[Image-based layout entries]
··········

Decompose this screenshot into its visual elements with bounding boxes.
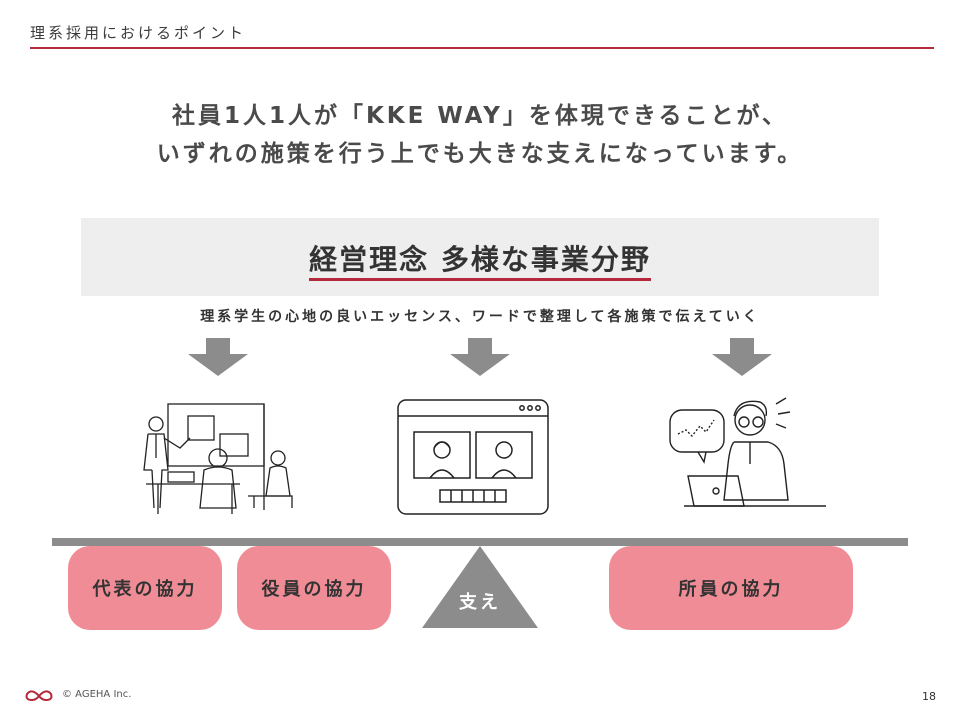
subtitle: 理系学生の心地の良いエッセンス、ワードで整理して各施策で伝えていく <box>200 309 760 325</box>
down-arrow-icon <box>450 338 510 376</box>
fulcrum-label: 支え <box>459 592 501 613</box>
online-video-meeting-illustration <box>397 399 549 515</box>
down-arrow-icon <box>712 338 772 376</box>
theme-title: 経営理念 多様な事業分野 <box>81 238 879 281</box>
header-divider <box>30 47 934 49</box>
headline-line-1: 社員1人1人が「KKE WAY」を体現できることが、 <box>171 103 789 129</box>
copyright-text: © AGEHA Inc. <box>62 689 132 700</box>
theme-box: 経営理念 多様な事業分野 <box>81 218 879 296</box>
presentation-meeting-illustration <box>143 403 293 514</box>
theme-title-text: 経営理念 多様な事業分野 <box>309 243 651 281</box>
page-number: 18 <box>922 690 936 703</box>
person-with-laptop-illustration <box>669 397 826 507</box>
headline-line-2: いずれの施策を行う上でも大きな支えになっています。 <box>156 141 804 167</box>
support-pill-staff: 所員の協力 <box>609 546 853 630</box>
header-title: 理系採用におけるポイント <box>30 24 247 42</box>
fulcrum-triangle <box>422 546 538 628</box>
down-arrow-icon <box>188 338 248 376</box>
support-pill-executives: 役員の協力 <box>237 546 391 630</box>
balance-beam <box>52 538 908 546</box>
support-pill-president: 代表の協力 <box>68 546 222 630</box>
ageha-logo-icon <box>25 690 53 702</box>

··········

:: Written instruction ::
Can you output all of the entries above again word for word, leaving out the pictures?

:: The completed task ::
Decompose this screenshot into its visual elements with bounding boxes.
subtitle: 理系学生の心地の良いエッセンス、ワードで整理して各施策で伝えていく <box>200 309 760 325</box>
down-arrow-icon <box>450 338 510 376</box>
fulcrum-label: 支え <box>459 592 501 613</box>
online-video-meeting-illustration <box>397 399 549 515</box>
down-arrow-icon <box>712 338 772 376</box>
theme-title: 経営理念 多様な事業分野 <box>81 238 879 281</box>
header-divider <box>30 47 934 49</box>
headline-line-1: 社員1人1人が「KKE WAY」を体現できることが、 <box>171 103 789 129</box>
copyright-text: © AGEHA Inc. <box>62 689 132 700</box>
theme-box: 経営理念 多様な事業分野 <box>81 218 879 296</box>
presentation-meeting-illustration <box>143 403 293 514</box>
theme-title-text: 経営理念 多様な事業分野 <box>309 243 651 281</box>
page-number: 18 <box>922 690 936 703</box>
person-with-laptop-illustration <box>669 397 826 507</box>
headline-line-2: いずれの施策を行う上でも大きな支えになっています。 <box>156 141 804 167</box>
support-pill-staff: 所員の協力 <box>609 546 853 630</box>
header-title: 理系採用におけるポイント <box>30 24 247 42</box>
fulcrum-triangle <box>422 546 538 628</box>
down-arrow-icon <box>188 338 248 376</box>
support-pill-executives: 役員の協力 <box>237 546 391 630</box>
balance-beam <box>52 538 908 546</box>
support-pill-president: 代表の協力 <box>68 546 222 630</box>
ageha-logo-icon <box>25 690 53 702</box>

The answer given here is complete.